» WHAT TO DO
Extract and list every line that contains the word "derniers".

» SUPPLIED RECORDS
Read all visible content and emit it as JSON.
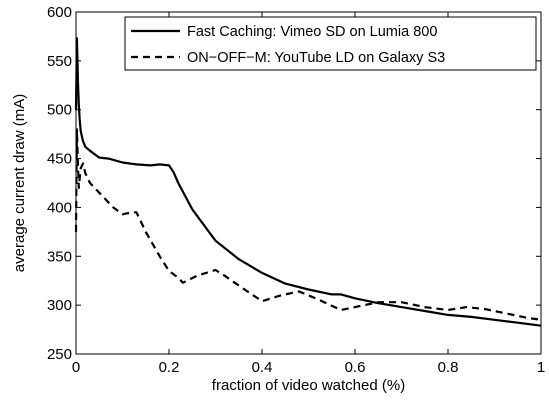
{
  "chart_data": {
    "type": "line",
    "title": "",
    "xlabel": "fraction of video watched (%)",
    "ylabel": "average current draw (mA)",
    "xlim": [
      0,
      1
    ],
    "ylim": [
      250,
      600
    ],
    "xticks": [
      0,
      0.2,
      0.4,
      0.6,
      0.8,
      1
    ],
    "xtick_labels": [
      "0",
      "0.2",
      "0.4",
      "0.6",
      "0.8",
      "1"
    ],
    "yticks": [
      250,
      300,
      350,
      400,
      450,
      500,
      550,
      600
    ],
    "ytick_labels": [
      "250",
      "300",
      "350",
      "400",
      "450",
      "500",
      "550",
      "600"
    ],
    "grid": false,
    "legend_position": "top-right",
    "series": [
      {
        "name": "Fast Caching: Vimeo SD on Lumia 800",
        "line_style": "solid",
        "color": "#000000",
        "x": [
          0,
          0.002,
          0.004,
          0.006,
          0.008,
          0.01,
          0.015,
          0.02,
          0.03,
          0.05,
          0.07,
          0.1,
          0.13,
          0.16,
          0.18,
          0.2,
          0.21,
          0.22,
          0.25,
          0.3,
          0.35,
          0.4,
          0.45,
          0.5,
          0.55,
          0.57,
          0.6,
          0.65,
          0.7,
          0.75,
          0.8,
          0.85,
          0.9,
          0.95,
          1.0
        ],
        "y": [
          500,
          573,
          530,
          505,
          490,
          478,
          468,
          462,
          458,
          451,
          450,
          446,
          444,
          443,
          444,
          443,
          436,
          425,
          398,
          366,
          347,
          333,
          322,
          316,
          311,
          311,
          307,
          302,
          298,
          294,
          290,
          288,
          285,
          282,
          279
        ]
      },
      {
        "name": "ON−OFF−M: YouTube LD on Galaxy S3",
        "line_style": "dashed",
        "color": "#000000",
        "x": [
          0,
          0.002,
          0.004,
          0.006,
          0.008,
          0.01,
          0.015,
          0.02,
          0.03,
          0.05,
          0.08,
          0.1,
          0.12,
          0.13,
          0.15,
          0.18,
          0.2,
          0.22,
          0.23,
          0.26,
          0.3,
          0.32,
          0.35,
          0.4,
          0.44,
          0.48,
          0.52,
          0.57,
          0.6,
          0.65,
          0.7,
          0.75,
          0.8,
          0.84,
          0.88,
          0.93,
          0.97,
          1.0
        ],
        "y": [
          375,
          480,
          445,
          420,
          430,
          440,
          445,
          435,
          425,
          415,
          400,
          393,
          395,
          395,
          375,
          350,
          335,
          328,
          323,
          330,
          336,
          330,
          320,
          304,
          310,
          314,
          306,
          295,
          298,
          303,
          303,
          298,
          295,
          298,
          296,
          291,
          287,
          285
        ]
      }
    ]
  }
}
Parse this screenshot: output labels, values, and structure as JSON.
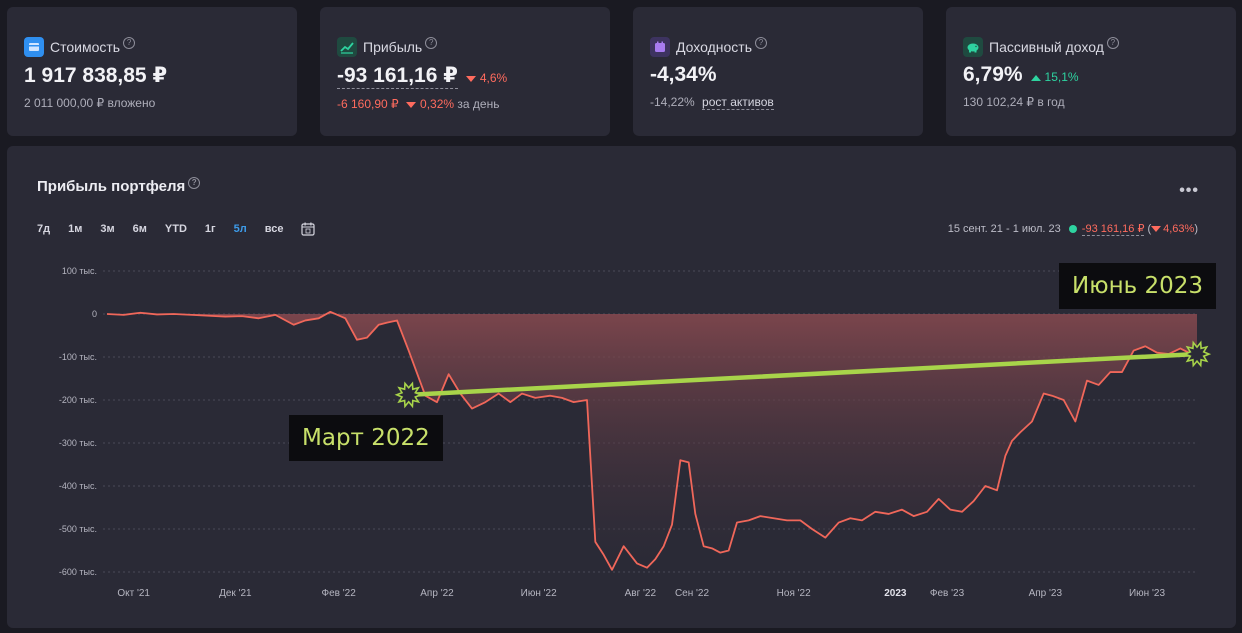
{
  "cards": [
    {
      "label": "Стоимость",
      "value": "1 917 838,85 ₽",
      "sub": "2 011 000,00 ₽ вложено",
      "icon": "wallet-icon",
      "icon_color": "#2f8ff0"
    },
    {
      "label": "Прибыль",
      "value": "-93 161,16 ₽",
      "change": "4,6%",
      "sub_value": "-6 160,90 ₽",
      "sub_change": "0,32%",
      "sub_suffix": "за день",
      "icon": "chart-icon",
      "icon_color": "#2ed3a0"
    },
    {
      "label": "Доходность",
      "value": "-4,34%",
      "sub_value": "-14,22%",
      "sub_link": "рост активов",
      "icon": "calendar-icon",
      "icon_color": "#a77bf0"
    },
    {
      "label": "Пассивный доход",
      "value": "6,79%",
      "change": "15,1%",
      "sub": "130 102,24 ₽ в год",
      "icon": "piggy-bank-icon",
      "icon_color": "#2ed3a0"
    }
  ],
  "panel": {
    "title": "Прибыль портфеля",
    "menu": "•••",
    "ranges": [
      "7д",
      "1м",
      "3м",
      "6м",
      "YTD",
      "1г",
      "5л",
      "все"
    ],
    "active_range": "5л",
    "period": "15 сент. 21 - 1 июл. 23",
    "period_value": "-93 161,16 ₽",
    "period_change_open": "(",
    "period_change": "4,63%",
    "period_change_close": ")"
  },
  "annotations": {
    "start_label": "Март 2022",
    "end_label": "Июнь 2023"
  },
  "colors": {
    "line": "#f0675a",
    "trend": "#a8d44a",
    "positive": "#2ed3a0",
    "negative": "#ff6b5e",
    "active": "#3d9be9"
  },
  "chart_data": {
    "type": "area",
    "title": "Прибыль портфеля",
    "ylim": [
      -625000,
      100000
    ],
    "yticks": [
      100000,
      0,
      -100000,
      -200000,
      -300000,
      -400000,
      -500000,
      -600000
    ],
    "ytick_labels": [
      "100 тыс.",
      "0",
      "-100 тыс.",
      "-200 тыс.",
      "-300 тыс.",
      "-400 тыс.",
      "-500 тыс.",
      "-600 тыс."
    ],
    "xtick_labels": [
      "Окт '21",
      "Дек '21",
      "Фев '22",
      "Апр '22",
      "Июн '22",
      "Авг '22",
      "Сен '22",
      "Ноя '22",
      "2023",
      "Фев '23",
      "Апр '23",
      "Июн '23"
    ],
    "xtick_dates": [
      "2021-10-01",
      "2021-12-01",
      "2022-02-01",
      "2022-04-01",
      "2022-06-01",
      "2022-08-01",
      "2022-09-01",
      "2022-11-01",
      "2023-01-01",
      "2023-02-01",
      "2023-04-01",
      "2023-06-01"
    ],
    "grid": true,
    "series": [
      {
        "dates": [
          "2021-09-15",
          "2021-09-25",
          "2021-10-05",
          "2021-10-15",
          "2021-10-25",
          "2021-11-05",
          "2021-11-15",
          "2021-11-25",
          "2021-12-05",
          "2021-12-15",
          "2021-12-25",
          "2022-01-05",
          "2022-01-12",
          "2022-01-20",
          "2022-01-27",
          "2022-02-05",
          "2022-02-12",
          "2022-02-18",
          "2022-02-25",
          "2022-03-02",
          "2022-03-08",
          "2022-03-15",
          "2022-03-25",
          "2022-04-01",
          "2022-04-08",
          "2022-04-15",
          "2022-04-22",
          "2022-04-30",
          "2022-05-08",
          "2022-05-15",
          "2022-05-22",
          "2022-05-30",
          "2022-06-08",
          "2022-06-15",
          "2022-06-22",
          "2022-06-30",
          "2022-07-05",
          "2022-07-10",
          "2022-07-15",
          "2022-07-22",
          "2022-07-30",
          "2022-08-05",
          "2022-08-10",
          "2022-08-15",
          "2022-08-20",
          "2022-08-25",
          "2022-08-30",
          "2022-09-03",
          "2022-09-08",
          "2022-09-13",
          "2022-09-18",
          "2022-09-23",
          "2022-09-28",
          "2022-10-05",
          "2022-10-12",
          "2022-10-20",
          "2022-10-28",
          "2022-11-05",
          "2022-11-12",
          "2022-11-20",
          "2022-11-28",
          "2022-12-05",
          "2022-12-12",
          "2022-12-20",
          "2022-12-28",
          "2023-01-05",
          "2023-01-12",
          "2023-01-20",
          "2023-01-27",
          "2023-02-03",
          "2023-02-10",
          "2023-02-17",
          "2023-02-24",
          "2023-03-03",
          "2023-03-08",
          "2023-03-12",
          "2023-03-17",
          "2023-03-24",
          "2023-03-31",
          "2023-04-05",
          "2023-04-12",
          "2023-04-19",
          "2023-04-26",
          "2023-05-03",
          "2023-05-10",
          "2023-05-17",
          "2023-05-24",
          "2023-05-31",
          "2023-06-07",
          "2023-06-14",
          "2023-06-21",
          "2023-06-26",
          "2023-07-01"
        ],
        "values": [
          0,
          -2000,
          3000,
          -1000,
          0,
          -2000,
          -4000,
          -6000,
          -5000,
          -10000,
          -2000,
          -25000,
          -15000,
          -10000,
          5000,
          -10000,
          -60000,
          -55000,
          -25000,
          -20000,
          -15000,
          -85000,
          -190000,
          -205000,
          -140000,
          -185000,
          -220000,
          -205000,
          -185000,
          -205000,
          -185000,
          -195000,
          -190000,
          -195000,
          -205000,
          -200000,
          -530000,
          -560000,
          -595000,
          -540000,
          -580000,
          -590000,
          -570000,
          -540000,
          -490000,
          -340000,
          -345000,
          -465000,
          -540000,
          -545000,
          -555000,
          -550000,
          -485000,
          -480000,
          -470000,
          -475000,
          -480000,
          -480000,
          -500000,
          -520000,
          -485000,
          -475000,
          -480000,
          -460000,
          -465000,
          -455000,
          -470000,
          -460000,
          -430000,
          -455000,
          -460000,
          -435000,
          -400000,
          -410000,
          -330000,
          -295000,
          -275000,
          -250000,
          -185000,
          -190000,
          -200000,
          -250000,
          -155000,
          -165000,
          -135000,
          -135000,
          -85000,
          -75000,
          -90000,
          -93161,
          -80000,
          -90000,
          -93161
        ]
      }
    ],
    "trend": {
      "from": [
        "2022-03-15",
        -188000
      ],
      "to": [
        "2023-07-01",
        -93161
      ]
    }
  }
}
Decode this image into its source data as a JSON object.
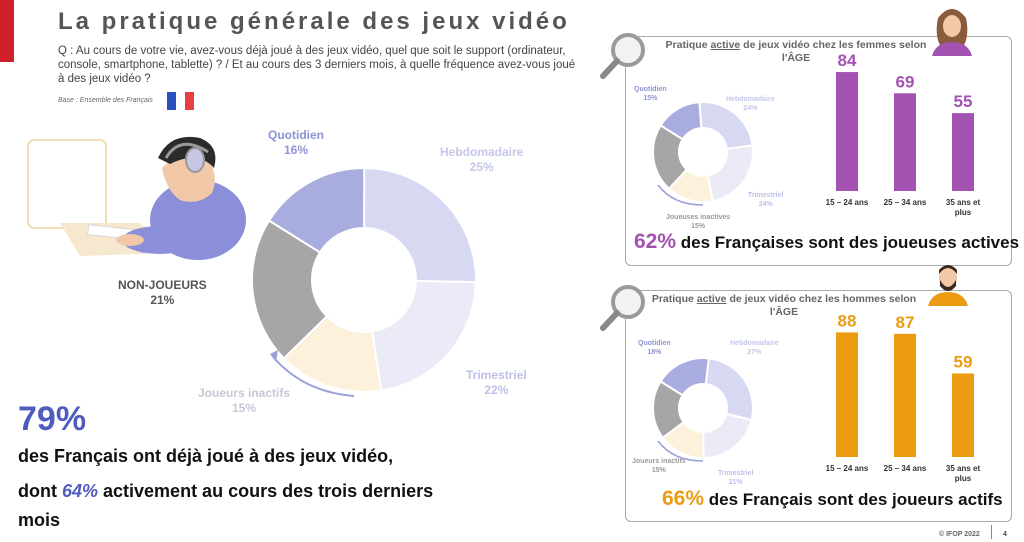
{
  "header": {
    "title": "La pratique générale des jeux vidéo",
    "question": "Q : Au cours de votre vie, avez-vous déjà joué à des jeux vidéo, quel que soit le support (ordinateur, console, smartphone, tablette) ? / Et au cours des 3 derniers mois, à quelle fréquence avez-vous joué à des jeux vidéo ?",
    "base": "Base : Ensemble des Français"
  },
  "nonplayers": {
    "label": "NON-JOUEURS",
    "value": "21%"
  },
  "main_labels": {
    "quotidien": {
      "label": "Quotidien",
      "value": "16%"
    },
    "hebdomadaire": {
      "label": "Hebdomadaire",
      "value": "25%"
    },
    "trimestriel": {
      "label": "Trimestriel",
      "value": "22%"
    },
    "inactifs": {
      "label": "Joueurs inactifs",
      "value": "15%"
    }
  },
  "headline": {
    "big": "79%",
    "line1": "des Français ont déjà joué à des jeux vidéo,",
    "line2_pre": "dont ",
    "line2_hl": "64%",
    "line2_post": " activement au cours des trois derniers",
    "line3": "mois"
  },
  "panel_f": {
    "title_pre": "Pratique ",
    "title_u": "active",
    "title_post": " de jeux vidéo chez les femmes selon",
    "title_line2": "l'ÂGE",
    "donut_labels": {
      "quotidien": "Quotidien",
      "quotidien_v": "15%",
      "hebdo": "Hebdomadaire",
      "hebdo_v": "24%",
      "trim": "Trimestriel",
      "trim_v": "24%",
      "inactifs": "Joueuses inactives",
      "inactifs_v": "15%"
    },
    "summary_pct": "62%",
    "summary_text": " des Françaises sont des joueuses actives"
  },
  "panel_m": {
    "title_pre": "Pratique ",
    "title_u": "active",
    "title_post": " de jeux vidéo chez les hommes selon",
    "title_line2": "l'ÂGE",
    "donut_labels": {
      "quotidien": "Quotidien",
      "quotidien_v": "18%",
      "hebdo": "Hebdomadaire",
      "hebdo_v": "27%",
      "trim": "Trimestriel",
      "trim_v": "21%",
      "inactifs": "Joueurs inactifs",
      "inactifs_v": "15%"
    },
    "summary_pct": "66%",
    "summary_text": " des Français sont des joueurs actifs"
  },
  "footer": {
    "copyright": "© IFOP 2022",
    "page": "4"
  },
  "colors": {
    "quotidien": "#a9acdf",
    "hebdomadaire": "#d7d9f2",
    "trimestriel": "#ebebf8",
    "inactifs": "#fdf1dc",
    "nonjoueurs": "#a6a6a6",
    "women": "#a352b2",
    "men": "#eb9c12",
    "accent": "#4f5bbd",
    "flag_blue": "#2a4fbf",
    "flag_red": "#e84040"
  },
  "chart_data": [
    {
      "type": "pie",
      "categories": [
        "Quotidien",
        "Hebdomadaire",
        "Trimestriel",
        "Joueurs inactifs",
        "NON-JOUEURS"
      ],
      "values": [
        16,
        25,
        22,
        15,
        21
      ]
    },
    {
      "type": "pie",
      "categories": [
        "Quotidien",
        "Hebdomadaire",
        "Trimestriel",
        "Joueuses inactives"
      ],
      "values": [
        15,
        24,
        24,
        15
      ]
    },
    {
      "type": "bar",
      "categories": [
        "15 – 24 ans",
        "25 – 34 ans",
        "35 ans et plus"
      ],
      "values": [
        84,
        69,
        55
      ]
    },
    {
      "type": "pie",
      "categories": [
        "Quotidien",
        "Hebdomadaire",
        "Trimestriel",
        "Joueurs inactifs"
      ],
      "values": [
        18,
        27,
        21,
        15
      ]
    },
    {
      "type": "bar",
      "categories": [
        "15 – 24 ans",
        "25 – 34 ans",
        "35 ans et plus"
      ],
      "values": [
        88,
        87,
        59
      ]
    }
  ]
}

» TASK SOLUTION
    "question": "Q : Au cours de votre vie, avez-vous déjà joué à des jeux vidéo, quel que soit le support (ordinateur, console, smartphone, tablette) ? / Et au cours des 3 derniers mois, à quelle fréquence avez-vous joué à des jeux vidéo ?",
    "line2_post": " activement au cours des trois derniers",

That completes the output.